Search the data for the word "text". Reproduce every line where it is found.

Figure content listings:
= = =
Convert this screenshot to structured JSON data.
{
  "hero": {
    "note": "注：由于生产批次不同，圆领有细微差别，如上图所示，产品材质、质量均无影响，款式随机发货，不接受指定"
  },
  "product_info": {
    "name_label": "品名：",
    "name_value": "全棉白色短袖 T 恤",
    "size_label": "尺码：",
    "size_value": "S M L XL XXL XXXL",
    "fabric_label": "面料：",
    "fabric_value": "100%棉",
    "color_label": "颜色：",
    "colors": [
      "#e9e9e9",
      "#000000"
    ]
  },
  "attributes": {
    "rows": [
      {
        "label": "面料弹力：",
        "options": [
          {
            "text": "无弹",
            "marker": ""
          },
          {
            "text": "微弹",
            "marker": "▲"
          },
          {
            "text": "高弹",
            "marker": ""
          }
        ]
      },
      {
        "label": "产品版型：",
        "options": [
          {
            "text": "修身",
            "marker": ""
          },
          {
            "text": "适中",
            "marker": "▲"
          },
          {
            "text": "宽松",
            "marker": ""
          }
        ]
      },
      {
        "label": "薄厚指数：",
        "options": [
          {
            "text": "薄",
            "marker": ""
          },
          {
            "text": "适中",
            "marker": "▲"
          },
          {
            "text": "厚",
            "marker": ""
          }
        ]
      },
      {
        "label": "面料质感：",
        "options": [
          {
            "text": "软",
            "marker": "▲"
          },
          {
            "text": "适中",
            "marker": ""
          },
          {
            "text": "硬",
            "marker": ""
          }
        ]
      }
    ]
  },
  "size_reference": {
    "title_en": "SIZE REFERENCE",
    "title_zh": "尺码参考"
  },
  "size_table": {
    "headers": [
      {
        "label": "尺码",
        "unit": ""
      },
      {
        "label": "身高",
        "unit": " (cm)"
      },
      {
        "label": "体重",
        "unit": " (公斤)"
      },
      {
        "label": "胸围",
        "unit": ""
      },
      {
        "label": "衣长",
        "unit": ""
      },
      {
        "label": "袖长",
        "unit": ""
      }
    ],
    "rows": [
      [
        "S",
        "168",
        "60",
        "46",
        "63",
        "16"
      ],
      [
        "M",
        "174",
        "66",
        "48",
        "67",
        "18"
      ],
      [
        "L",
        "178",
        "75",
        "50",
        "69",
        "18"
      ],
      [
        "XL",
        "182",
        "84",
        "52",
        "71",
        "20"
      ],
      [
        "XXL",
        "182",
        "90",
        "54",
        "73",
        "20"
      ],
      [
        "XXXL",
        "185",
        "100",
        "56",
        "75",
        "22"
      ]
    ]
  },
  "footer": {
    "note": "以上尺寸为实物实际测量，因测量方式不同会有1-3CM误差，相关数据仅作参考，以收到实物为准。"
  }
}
= = =
RESULT FOR THIS EXERCISE -
            "text": "无弹",
            "text": "微弹",
            "text": "高弹",
            "text": "修身",
            "text": "适中",
            "text": "宽松",
            "text": "薄",
            "text": "适中",
            "text": "厚",
            "text": "软",
            "text": "适中",
            "text": "硬",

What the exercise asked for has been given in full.